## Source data
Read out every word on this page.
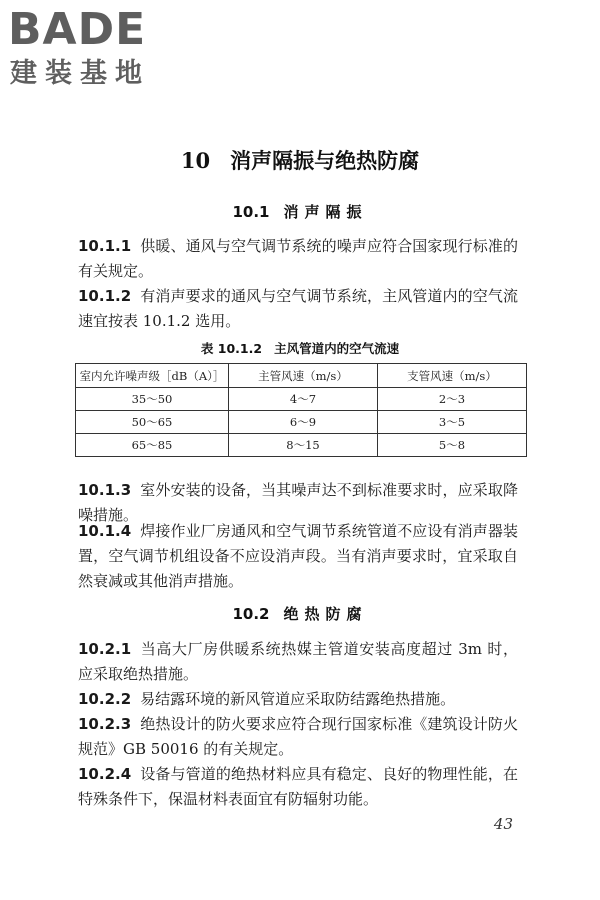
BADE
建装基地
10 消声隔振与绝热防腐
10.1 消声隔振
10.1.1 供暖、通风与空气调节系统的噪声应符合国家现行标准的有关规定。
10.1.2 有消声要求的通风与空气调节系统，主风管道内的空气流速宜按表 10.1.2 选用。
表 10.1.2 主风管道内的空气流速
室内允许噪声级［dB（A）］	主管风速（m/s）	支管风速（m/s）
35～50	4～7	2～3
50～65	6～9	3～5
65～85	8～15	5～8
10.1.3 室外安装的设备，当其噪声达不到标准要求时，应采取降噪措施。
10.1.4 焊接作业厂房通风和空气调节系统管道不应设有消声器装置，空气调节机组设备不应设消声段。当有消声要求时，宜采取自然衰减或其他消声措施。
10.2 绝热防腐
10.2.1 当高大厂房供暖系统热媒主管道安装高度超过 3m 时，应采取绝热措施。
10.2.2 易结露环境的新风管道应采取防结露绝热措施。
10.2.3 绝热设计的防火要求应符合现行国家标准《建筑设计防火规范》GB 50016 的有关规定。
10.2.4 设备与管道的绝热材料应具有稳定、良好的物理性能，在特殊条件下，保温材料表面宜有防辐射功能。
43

==

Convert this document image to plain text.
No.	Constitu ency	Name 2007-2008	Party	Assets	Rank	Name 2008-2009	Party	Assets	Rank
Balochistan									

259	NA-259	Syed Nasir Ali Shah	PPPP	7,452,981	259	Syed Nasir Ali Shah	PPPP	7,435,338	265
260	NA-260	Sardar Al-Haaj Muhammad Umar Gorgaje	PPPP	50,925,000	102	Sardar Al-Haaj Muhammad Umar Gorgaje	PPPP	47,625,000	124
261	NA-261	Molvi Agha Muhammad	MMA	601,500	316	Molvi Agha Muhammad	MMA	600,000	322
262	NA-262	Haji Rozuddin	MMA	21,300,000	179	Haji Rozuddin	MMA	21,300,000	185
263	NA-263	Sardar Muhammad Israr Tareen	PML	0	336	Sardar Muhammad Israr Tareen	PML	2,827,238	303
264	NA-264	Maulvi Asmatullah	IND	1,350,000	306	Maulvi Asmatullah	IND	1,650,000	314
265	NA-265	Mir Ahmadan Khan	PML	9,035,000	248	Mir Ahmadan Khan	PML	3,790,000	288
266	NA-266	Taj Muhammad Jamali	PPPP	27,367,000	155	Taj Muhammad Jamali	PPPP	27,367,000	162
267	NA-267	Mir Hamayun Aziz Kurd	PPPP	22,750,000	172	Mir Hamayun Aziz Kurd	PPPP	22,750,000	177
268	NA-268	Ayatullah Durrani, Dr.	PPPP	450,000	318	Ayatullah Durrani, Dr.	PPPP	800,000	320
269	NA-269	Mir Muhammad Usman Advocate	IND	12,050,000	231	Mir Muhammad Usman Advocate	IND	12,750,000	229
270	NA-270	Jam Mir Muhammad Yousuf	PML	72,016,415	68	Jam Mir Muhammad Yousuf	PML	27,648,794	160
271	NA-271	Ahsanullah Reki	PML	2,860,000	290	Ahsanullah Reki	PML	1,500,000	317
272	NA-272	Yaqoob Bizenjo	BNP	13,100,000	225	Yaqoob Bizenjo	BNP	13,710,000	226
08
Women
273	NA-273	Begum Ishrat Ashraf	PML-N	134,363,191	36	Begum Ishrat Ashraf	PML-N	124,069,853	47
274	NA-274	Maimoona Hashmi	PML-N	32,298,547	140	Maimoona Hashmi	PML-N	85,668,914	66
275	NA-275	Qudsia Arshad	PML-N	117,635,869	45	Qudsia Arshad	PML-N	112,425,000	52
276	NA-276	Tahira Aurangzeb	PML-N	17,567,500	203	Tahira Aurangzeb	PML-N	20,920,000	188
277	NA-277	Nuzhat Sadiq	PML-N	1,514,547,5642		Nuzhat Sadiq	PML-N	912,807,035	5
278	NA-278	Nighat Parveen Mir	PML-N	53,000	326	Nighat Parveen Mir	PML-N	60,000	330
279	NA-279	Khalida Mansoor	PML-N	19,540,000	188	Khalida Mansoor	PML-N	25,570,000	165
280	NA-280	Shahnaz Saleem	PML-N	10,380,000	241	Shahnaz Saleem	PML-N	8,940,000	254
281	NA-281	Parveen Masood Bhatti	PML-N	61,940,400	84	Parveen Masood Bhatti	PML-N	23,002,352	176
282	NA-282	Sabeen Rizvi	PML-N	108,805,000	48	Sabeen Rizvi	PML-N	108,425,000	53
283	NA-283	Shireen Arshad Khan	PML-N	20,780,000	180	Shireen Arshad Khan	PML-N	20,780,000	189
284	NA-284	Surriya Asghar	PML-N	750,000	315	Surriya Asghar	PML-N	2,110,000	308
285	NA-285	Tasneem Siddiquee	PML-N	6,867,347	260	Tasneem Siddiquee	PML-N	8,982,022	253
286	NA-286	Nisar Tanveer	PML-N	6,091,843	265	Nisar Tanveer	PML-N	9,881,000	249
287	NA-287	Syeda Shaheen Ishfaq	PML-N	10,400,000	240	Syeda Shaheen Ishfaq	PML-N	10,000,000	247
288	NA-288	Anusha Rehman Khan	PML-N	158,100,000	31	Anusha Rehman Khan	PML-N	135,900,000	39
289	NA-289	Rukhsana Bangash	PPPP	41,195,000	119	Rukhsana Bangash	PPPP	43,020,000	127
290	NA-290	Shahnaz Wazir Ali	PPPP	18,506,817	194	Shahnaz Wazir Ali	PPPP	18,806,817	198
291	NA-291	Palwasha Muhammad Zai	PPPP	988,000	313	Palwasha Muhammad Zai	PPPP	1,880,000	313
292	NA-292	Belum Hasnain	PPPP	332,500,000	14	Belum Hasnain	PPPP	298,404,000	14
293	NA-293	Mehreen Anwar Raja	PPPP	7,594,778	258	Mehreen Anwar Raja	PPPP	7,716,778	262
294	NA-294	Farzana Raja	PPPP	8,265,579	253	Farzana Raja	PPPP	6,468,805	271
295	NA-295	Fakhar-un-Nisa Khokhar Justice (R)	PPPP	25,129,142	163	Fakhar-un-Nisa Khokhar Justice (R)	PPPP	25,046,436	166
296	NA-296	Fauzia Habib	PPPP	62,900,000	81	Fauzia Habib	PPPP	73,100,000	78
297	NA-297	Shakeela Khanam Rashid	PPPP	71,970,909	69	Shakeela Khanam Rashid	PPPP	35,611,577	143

## What is required
Report how many lines hold the string "Raja", giving the number and nothing else.

## Worked answer
2